For every line in the records that has the word "Andorra", make a copy.

### Extracted material
[start]

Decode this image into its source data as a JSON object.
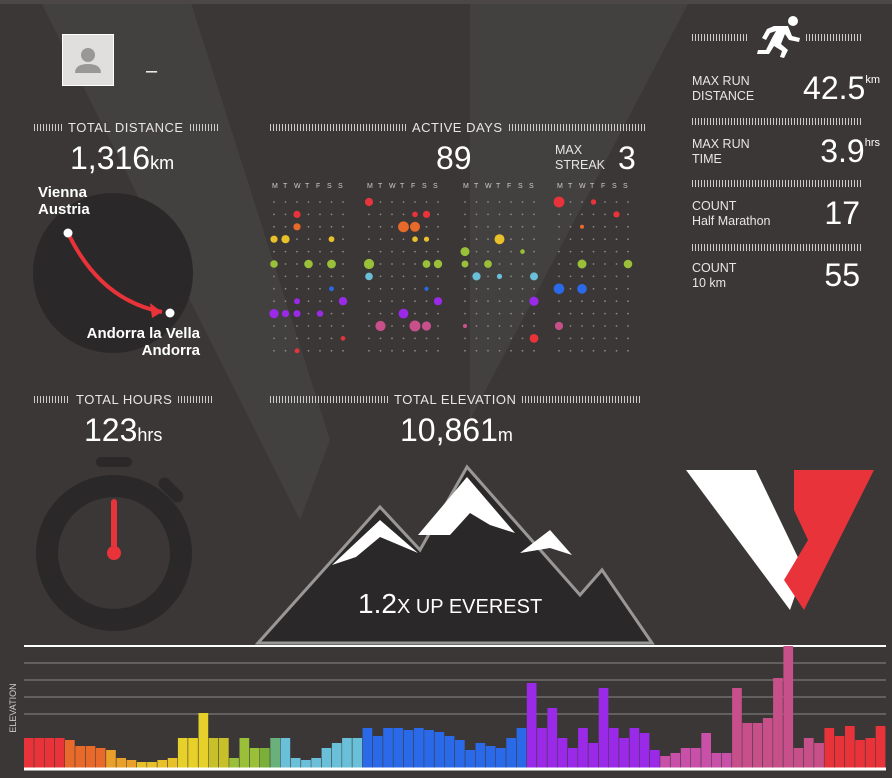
{
  "profile": {
    "name": "–"
  },
  "total_distance": {
    "label": "TOTAL DISTANCE",
    "value": "1,316",
    "unit": "km",
    "from_city": "Vienna",
    "from_country": "Austria",
    "to_city": "Andorra la Vella",
    "to_country": "Andorra"
  },
  "active_days": {
    "label": "ACTIVE DAYS",
    "value": "89",
    "streak_label_1": "MAX",
    "streak_label_2": "STREAK",
    "streak_value": "3",
    "day_letters": [
      "M",
      "T",
      "W",
      "T",
      "F",
      "S",
      "S"
    ]
  },
  "total_hours": {
    "label": "TOTAL HOURS",
    "value": "123",
    "unit": "hrs"
  },
  "total_elevation": {
    "label": "TOTAL ELEVATION",
    "value": "10,861",
    "unit": "m",
    "everest_value": "1.2",
    "everest_text": "X UP EVEREST"
  },
  "stats": [
    {
      "label_1": "MAX RUN",
      "label_2": "DISTANCE",
      "value": "42.5",
      "unit": "km"
    },
    {
      "label_1": "MAX RUN",
      "label_2": "TIME",
      "value": "3.9",
      "unit": "hrs"
    },
    {
      "label_1": "COUNT",
      "label_2": "Half Marathon",
      "value": "17",
      "unit": ""
    },
    {
      "label_1": "COUNT",
      "label_2": "10 km",
      "value": "55",
      "unit": ""
    }
  ],
  "elevation_chart": {
    "ylabel": "ELEVATION"
  },
  "colors": {
    "accent": "#e8333a",
    "background": "#3a3736",
    "circle": "#2a2828"
  },
  "icons": [
    "avatar-icon",
    "runner-icon",
    "stopwatch-icon",
    "mountain-icon",
    "route-arrow-icon",
    "logo-v-icon"
  ]
}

[end]

### Finished exercise
    "to_city": "Andorra la Vella",
    "to_country": "Andorra"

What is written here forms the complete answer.